**Provided material**
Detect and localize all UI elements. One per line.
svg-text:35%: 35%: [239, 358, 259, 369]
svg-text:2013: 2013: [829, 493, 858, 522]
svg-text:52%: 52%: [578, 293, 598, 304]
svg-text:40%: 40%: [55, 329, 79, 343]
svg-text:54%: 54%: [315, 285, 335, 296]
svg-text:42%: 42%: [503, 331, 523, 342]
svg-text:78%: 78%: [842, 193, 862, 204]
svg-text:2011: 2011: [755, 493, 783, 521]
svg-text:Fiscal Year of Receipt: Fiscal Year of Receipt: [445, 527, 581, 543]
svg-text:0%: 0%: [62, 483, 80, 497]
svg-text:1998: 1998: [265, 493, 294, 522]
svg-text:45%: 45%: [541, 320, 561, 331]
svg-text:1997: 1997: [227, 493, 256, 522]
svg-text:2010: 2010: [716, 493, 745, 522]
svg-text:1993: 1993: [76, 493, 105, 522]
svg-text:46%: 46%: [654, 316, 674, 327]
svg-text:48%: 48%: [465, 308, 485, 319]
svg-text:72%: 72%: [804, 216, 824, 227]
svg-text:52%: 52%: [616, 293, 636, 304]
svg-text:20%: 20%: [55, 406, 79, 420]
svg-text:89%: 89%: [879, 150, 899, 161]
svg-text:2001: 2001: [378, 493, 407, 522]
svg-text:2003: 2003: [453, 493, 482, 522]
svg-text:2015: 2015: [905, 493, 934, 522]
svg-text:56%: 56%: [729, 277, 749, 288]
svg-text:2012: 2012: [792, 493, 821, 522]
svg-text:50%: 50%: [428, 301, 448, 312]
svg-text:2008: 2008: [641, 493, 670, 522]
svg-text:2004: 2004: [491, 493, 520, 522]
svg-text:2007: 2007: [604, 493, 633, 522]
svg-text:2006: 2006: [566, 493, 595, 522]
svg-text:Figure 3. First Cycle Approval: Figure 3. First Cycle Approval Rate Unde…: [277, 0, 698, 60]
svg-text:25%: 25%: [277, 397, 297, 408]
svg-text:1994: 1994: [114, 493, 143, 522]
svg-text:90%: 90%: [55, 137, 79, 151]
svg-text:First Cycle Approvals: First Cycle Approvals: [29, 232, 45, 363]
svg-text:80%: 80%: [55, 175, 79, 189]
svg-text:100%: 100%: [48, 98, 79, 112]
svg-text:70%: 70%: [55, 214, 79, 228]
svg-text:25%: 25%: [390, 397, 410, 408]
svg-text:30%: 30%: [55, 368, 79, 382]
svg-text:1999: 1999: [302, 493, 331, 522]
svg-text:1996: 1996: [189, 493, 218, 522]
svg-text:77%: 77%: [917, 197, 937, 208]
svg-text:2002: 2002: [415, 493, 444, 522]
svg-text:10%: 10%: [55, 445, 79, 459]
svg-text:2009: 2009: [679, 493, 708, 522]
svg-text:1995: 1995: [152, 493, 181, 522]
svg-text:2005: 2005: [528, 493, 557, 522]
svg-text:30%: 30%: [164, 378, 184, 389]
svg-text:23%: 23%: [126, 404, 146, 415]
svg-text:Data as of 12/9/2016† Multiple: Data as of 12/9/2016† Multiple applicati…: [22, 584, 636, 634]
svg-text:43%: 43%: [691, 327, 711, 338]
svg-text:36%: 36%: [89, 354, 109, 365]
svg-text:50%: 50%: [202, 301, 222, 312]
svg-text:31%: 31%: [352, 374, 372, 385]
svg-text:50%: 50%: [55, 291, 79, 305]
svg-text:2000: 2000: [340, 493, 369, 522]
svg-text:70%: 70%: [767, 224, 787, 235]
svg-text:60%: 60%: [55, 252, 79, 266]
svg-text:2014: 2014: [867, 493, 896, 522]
---
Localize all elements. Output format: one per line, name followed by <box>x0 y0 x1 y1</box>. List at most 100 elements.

**Your goal**
Extract, without alteration, every line above from the line containing "Detect and localize" through the line containing "svg-text:54%: 54%: [315, 285, 335, 296]", including both of those lines.

**Response for this exercise**
Detect and localize all UI elements. One per line.
svg-text:35%: 35%: [239, 358, 259, 369]
svg-text:2013: 2013: [829, 493, 858, 522]
svg-text:52%: 52%: [578, 293, 598, 304]
svg-text:40%: 40%: [55, 329, 79, 343]
svg-text:54%: 54%: [315, 285, 335, 296]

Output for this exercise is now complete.